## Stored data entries

--*--

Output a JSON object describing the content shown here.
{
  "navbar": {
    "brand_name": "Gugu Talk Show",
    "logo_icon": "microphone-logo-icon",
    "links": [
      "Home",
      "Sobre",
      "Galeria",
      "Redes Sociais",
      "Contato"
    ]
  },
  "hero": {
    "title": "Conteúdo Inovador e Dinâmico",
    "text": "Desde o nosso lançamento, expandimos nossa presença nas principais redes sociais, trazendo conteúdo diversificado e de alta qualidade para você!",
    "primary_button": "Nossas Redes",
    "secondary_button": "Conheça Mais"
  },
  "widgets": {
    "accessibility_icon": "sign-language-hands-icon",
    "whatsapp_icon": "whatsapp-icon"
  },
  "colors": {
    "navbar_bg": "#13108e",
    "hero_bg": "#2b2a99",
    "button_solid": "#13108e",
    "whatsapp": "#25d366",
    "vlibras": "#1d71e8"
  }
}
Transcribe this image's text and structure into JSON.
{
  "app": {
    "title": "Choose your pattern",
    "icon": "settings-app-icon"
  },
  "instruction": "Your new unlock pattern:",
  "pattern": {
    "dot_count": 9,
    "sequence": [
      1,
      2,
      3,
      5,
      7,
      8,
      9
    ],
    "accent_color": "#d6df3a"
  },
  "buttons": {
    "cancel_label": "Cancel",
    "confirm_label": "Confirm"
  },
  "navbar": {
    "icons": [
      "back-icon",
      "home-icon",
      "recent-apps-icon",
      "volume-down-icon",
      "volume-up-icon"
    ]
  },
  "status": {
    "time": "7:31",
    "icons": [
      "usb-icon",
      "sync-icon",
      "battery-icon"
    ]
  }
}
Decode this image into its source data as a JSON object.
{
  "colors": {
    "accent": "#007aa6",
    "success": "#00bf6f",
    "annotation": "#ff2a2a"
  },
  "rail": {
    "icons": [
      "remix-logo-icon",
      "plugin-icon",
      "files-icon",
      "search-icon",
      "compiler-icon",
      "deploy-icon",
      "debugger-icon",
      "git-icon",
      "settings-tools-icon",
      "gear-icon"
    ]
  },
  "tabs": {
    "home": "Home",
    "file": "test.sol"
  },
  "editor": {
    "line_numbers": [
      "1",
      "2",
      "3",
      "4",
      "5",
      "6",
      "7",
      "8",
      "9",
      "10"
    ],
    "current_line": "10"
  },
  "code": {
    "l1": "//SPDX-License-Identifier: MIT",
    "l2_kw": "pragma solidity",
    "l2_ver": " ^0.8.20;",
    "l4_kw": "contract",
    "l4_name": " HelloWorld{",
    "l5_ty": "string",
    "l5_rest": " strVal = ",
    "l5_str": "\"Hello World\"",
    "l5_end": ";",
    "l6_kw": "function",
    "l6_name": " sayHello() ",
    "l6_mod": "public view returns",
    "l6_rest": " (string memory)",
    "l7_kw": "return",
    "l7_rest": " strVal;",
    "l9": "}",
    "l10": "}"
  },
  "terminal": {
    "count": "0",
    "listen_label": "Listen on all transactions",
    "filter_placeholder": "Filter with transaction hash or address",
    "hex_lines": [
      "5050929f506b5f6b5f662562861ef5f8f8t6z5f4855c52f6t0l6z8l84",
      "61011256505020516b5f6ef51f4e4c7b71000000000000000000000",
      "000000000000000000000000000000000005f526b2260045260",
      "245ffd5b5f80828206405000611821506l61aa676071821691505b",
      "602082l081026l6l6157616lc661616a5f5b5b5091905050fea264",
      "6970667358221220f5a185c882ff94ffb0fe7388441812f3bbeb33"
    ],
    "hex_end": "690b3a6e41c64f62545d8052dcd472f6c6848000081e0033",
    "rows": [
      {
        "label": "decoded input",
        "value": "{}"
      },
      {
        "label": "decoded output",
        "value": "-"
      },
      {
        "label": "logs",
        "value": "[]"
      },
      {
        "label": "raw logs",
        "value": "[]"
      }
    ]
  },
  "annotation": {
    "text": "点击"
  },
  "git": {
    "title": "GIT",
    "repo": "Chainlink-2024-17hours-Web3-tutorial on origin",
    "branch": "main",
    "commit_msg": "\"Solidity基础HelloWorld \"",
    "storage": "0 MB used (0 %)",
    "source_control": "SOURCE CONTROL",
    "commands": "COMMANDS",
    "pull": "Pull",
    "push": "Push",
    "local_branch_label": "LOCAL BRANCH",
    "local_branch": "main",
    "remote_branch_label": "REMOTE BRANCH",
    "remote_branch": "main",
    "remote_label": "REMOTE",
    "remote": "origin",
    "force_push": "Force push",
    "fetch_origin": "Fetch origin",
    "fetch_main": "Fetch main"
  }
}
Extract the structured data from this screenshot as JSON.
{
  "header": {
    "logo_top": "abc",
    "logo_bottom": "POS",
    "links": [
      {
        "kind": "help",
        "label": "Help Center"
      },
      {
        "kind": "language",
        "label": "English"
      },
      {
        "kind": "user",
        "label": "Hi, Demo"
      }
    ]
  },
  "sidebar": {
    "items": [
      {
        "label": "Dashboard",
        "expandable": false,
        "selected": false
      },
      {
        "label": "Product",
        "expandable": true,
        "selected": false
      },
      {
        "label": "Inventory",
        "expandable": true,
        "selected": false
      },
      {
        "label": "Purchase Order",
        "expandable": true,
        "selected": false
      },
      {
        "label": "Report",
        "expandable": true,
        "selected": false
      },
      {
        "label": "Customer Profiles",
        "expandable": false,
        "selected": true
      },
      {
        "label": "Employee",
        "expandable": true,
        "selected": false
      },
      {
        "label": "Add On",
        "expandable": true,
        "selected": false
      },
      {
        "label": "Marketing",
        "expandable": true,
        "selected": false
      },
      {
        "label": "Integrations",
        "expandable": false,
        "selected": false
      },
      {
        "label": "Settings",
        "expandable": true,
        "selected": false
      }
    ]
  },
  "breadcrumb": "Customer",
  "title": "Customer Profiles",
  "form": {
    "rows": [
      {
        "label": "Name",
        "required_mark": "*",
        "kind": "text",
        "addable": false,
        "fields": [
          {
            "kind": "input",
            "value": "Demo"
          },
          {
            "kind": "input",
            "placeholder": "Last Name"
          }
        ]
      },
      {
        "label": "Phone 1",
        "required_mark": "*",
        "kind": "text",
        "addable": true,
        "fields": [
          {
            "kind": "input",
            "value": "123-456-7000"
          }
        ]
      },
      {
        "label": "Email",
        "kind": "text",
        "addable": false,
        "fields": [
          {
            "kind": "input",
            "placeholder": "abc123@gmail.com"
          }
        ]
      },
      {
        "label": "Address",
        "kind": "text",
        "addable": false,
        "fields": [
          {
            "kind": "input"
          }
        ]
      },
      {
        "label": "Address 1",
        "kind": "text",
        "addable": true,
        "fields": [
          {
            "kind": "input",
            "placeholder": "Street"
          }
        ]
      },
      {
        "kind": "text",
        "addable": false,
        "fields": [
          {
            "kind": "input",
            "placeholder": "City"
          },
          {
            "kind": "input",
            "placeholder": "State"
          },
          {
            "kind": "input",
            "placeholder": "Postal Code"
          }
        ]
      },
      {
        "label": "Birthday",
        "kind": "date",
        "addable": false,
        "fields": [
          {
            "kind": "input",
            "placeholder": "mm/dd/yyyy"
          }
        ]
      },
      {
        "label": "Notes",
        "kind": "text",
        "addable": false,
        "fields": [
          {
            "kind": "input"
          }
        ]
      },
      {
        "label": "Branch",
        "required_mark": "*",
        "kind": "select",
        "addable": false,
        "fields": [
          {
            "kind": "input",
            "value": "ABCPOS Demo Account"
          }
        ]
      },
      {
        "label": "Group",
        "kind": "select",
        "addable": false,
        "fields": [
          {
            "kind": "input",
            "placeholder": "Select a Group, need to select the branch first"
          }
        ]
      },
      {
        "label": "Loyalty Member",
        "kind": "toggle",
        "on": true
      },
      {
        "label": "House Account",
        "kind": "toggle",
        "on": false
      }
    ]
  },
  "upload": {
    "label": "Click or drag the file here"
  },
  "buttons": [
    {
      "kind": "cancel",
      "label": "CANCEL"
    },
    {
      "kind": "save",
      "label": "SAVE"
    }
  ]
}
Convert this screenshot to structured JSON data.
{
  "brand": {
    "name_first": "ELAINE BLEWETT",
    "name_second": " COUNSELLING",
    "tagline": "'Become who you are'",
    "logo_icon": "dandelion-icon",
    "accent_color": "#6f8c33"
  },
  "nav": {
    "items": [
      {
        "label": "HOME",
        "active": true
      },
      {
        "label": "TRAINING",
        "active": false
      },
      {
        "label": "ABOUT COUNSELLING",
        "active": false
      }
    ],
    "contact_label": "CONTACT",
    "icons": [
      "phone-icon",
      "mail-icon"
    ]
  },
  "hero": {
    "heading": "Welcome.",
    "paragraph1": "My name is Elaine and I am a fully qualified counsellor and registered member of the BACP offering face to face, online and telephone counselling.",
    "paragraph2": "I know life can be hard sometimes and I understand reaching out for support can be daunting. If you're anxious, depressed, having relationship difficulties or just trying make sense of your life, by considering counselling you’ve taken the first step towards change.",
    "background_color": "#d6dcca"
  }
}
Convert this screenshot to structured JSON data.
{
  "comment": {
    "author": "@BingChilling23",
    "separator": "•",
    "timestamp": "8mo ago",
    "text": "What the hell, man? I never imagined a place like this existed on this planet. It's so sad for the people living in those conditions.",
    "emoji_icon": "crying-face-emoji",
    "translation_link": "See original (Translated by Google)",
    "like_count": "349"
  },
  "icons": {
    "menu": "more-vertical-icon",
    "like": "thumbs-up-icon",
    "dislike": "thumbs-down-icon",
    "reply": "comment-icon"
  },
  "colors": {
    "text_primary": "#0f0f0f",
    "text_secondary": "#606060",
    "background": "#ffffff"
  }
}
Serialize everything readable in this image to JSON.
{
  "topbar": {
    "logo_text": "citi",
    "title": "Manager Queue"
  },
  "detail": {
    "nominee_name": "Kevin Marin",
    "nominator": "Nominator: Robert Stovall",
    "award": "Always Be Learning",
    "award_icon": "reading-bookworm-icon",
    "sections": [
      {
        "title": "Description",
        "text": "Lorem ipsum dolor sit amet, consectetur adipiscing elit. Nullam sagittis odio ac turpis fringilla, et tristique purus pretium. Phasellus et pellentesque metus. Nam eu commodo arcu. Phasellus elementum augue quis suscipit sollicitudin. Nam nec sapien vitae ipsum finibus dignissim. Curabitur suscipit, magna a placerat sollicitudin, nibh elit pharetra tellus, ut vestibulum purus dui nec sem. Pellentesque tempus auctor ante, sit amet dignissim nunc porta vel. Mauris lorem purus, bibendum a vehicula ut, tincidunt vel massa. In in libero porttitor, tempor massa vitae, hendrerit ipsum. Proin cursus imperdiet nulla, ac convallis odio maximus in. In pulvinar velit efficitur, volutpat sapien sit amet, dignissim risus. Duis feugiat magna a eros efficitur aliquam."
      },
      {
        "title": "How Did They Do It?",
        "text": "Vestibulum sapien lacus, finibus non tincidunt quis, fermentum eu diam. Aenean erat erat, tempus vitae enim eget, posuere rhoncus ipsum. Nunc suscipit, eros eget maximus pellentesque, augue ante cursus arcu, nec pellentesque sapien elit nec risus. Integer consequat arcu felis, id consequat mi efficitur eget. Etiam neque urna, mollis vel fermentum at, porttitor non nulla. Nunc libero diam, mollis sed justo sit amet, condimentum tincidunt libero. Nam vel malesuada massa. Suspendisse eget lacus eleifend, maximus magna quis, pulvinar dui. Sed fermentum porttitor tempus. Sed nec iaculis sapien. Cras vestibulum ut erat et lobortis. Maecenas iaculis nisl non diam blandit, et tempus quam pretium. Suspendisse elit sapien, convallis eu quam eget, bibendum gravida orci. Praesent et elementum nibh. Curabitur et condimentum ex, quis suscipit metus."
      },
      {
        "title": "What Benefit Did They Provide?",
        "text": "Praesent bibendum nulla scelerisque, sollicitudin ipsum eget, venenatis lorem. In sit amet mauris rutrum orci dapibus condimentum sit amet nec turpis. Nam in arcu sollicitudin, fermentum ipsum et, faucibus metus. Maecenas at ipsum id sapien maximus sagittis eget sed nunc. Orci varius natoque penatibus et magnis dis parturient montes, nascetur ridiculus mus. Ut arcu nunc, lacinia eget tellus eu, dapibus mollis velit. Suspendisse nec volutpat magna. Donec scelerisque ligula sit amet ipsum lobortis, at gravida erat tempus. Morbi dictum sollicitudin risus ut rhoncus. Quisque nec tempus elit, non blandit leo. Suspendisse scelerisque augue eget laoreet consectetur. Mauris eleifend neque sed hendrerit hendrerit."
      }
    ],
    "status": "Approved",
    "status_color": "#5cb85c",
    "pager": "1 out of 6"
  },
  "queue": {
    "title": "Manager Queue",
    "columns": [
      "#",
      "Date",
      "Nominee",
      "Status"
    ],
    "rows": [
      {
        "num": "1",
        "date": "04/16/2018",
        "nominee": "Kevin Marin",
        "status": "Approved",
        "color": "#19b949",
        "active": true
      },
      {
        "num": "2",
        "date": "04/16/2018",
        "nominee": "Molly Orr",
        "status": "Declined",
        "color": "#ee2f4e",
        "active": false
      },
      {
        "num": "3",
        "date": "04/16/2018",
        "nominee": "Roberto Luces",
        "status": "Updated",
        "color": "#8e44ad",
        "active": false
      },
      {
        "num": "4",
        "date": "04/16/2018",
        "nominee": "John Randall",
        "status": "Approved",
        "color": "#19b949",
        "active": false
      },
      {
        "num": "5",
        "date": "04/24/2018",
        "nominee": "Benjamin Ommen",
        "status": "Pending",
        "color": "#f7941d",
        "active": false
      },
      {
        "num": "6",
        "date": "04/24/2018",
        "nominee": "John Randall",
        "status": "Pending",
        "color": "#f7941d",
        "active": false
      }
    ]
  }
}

--*--

## Aim
Locate the word "Kevin" in the records and collect each line it appears in.

## Result
    "nominee_name": "Kevin Marin",
        "nominee": "Kevin Marin",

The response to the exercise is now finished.